#### INPUT ROWS

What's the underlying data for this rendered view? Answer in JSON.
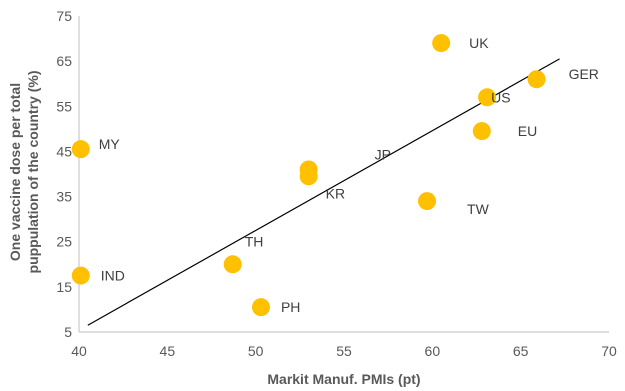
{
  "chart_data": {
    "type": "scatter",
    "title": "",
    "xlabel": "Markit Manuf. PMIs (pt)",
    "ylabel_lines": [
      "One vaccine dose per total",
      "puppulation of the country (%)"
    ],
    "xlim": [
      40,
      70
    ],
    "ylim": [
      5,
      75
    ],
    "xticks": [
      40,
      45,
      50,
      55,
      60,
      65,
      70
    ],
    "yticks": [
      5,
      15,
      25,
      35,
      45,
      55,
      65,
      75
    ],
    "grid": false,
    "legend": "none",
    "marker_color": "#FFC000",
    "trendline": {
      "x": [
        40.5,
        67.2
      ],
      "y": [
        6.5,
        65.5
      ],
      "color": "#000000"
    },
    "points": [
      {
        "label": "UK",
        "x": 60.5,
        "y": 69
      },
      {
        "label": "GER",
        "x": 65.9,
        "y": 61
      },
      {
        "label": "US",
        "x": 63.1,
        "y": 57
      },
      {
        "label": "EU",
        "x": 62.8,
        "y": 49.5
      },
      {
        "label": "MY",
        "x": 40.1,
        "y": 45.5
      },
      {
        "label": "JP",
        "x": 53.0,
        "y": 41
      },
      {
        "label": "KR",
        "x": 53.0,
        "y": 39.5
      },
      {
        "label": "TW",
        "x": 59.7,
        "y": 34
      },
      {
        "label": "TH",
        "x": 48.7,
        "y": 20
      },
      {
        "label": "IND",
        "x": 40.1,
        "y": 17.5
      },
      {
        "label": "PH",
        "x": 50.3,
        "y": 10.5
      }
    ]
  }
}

########

__WORK TO DO__. Copy the entries above faithfully and omit every image.

__OUTPUT OF THE EXERCISE__.
What's the underlying data for this rendered view? Answer in JSON.
{
  "chart_data": {
    "type": "scatter",
    "title": "",
    "xlabel": "Markit Manuf. PMIs (pt)",
    "ylabel_lines": [
      "One vaccine dose per total",
      "puppulation of the country (%)"
    ],
    "xlim": [
      40,
      70
    ],
    "ylim": [
      5,
      75
    ],
    "xticks": [
      40,
      45,
      50,
      55,
      60,
      65,
      70
    ],
    "yticks": [
      5,
      15,
      25,
      35,
      45,
      55,
      65,
      75
    ],
    "grid": false,
    "legend": "none",
    "marker_color": "#FFC000",
    "trendline": {
      "x": [
        40.5,
        67.2
      ],
      "y": [
        6.5,
        65.5
      ],
      "color": "#000000"
    },
    "points": [
      {
        "label": "UK",
        "x": 60.5,
        "y": 69
      },
      {
        "label": "GER",
        "x": 65.9,
        "y": 61
      },
      {
        "label": "US",
        "x": 63.1,
        "y": 57
      },
      {
        "label": "EU",
        "x": 62.8,
        "y": 49.5
      },
      {
        "label": "MY",
        "x": 40.1,
        "y": 45.5
      },
      {
        "label": "JP",
        "x": 53.0,
        "y": 41
      },
      {
        "label": "KR",
        "x": 53.0,
        "y": 39.5
      },
      {
        "label": "TW",
        "x": 59.7,
        "y": 34
      },
      {
        "label": "TH",
        "x": 48.7,
        "y": 20
      },
      {
        "label": "IND",
        "x": 40.1,
        "y": 17.5
      },
      {
        "label": "PH",
        "x": 50.3,
        "y": 10.5
      }
    ]
  }
}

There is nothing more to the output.